*Problem to solve*
Copy out every line that contains the word "types".

*Data extract*

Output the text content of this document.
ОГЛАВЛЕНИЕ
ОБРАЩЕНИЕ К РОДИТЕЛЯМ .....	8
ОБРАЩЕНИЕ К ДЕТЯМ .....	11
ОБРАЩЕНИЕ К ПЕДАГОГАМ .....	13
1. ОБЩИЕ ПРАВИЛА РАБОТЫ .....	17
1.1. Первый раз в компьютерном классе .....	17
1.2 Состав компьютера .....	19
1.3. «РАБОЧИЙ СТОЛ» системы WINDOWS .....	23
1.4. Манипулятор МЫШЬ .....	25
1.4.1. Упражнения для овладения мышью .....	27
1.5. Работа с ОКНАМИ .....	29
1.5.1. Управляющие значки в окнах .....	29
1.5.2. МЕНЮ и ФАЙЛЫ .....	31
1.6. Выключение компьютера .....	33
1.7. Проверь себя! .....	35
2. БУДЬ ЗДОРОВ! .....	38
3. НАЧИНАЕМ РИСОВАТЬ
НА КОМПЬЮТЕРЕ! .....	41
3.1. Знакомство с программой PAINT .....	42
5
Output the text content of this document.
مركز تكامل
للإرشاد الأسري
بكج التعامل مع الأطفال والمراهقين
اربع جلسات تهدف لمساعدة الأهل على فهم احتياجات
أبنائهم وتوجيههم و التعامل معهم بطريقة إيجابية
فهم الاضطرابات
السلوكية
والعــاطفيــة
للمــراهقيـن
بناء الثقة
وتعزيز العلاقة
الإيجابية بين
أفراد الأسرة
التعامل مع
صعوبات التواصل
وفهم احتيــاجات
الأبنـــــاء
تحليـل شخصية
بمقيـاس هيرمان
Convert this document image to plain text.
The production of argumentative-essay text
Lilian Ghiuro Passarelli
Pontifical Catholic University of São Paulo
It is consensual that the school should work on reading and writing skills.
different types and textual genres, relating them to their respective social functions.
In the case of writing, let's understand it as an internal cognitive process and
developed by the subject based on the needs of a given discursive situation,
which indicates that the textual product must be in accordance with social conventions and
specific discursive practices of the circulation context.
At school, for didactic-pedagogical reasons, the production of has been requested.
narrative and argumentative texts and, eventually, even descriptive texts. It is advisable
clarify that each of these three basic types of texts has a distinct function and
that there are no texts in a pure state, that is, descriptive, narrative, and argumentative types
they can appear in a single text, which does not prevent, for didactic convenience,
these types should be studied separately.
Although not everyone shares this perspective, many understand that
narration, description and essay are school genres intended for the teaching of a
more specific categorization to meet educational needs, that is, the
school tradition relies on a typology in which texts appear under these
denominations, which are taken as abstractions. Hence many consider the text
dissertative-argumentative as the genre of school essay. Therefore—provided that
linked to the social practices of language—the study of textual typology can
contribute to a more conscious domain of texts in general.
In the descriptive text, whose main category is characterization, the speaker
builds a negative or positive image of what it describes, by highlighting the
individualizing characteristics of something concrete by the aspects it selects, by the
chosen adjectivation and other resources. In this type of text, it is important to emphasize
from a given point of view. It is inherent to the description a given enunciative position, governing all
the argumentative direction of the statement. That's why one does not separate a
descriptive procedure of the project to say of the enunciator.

*In response*
different types and textual genres, relating them to their respective social functions.
clarify that each of these three basic types of texts has a distinct function and
that there are no texts in a pure state, that is, descriptive, narrative, and argumentative types
these types should be studied separately.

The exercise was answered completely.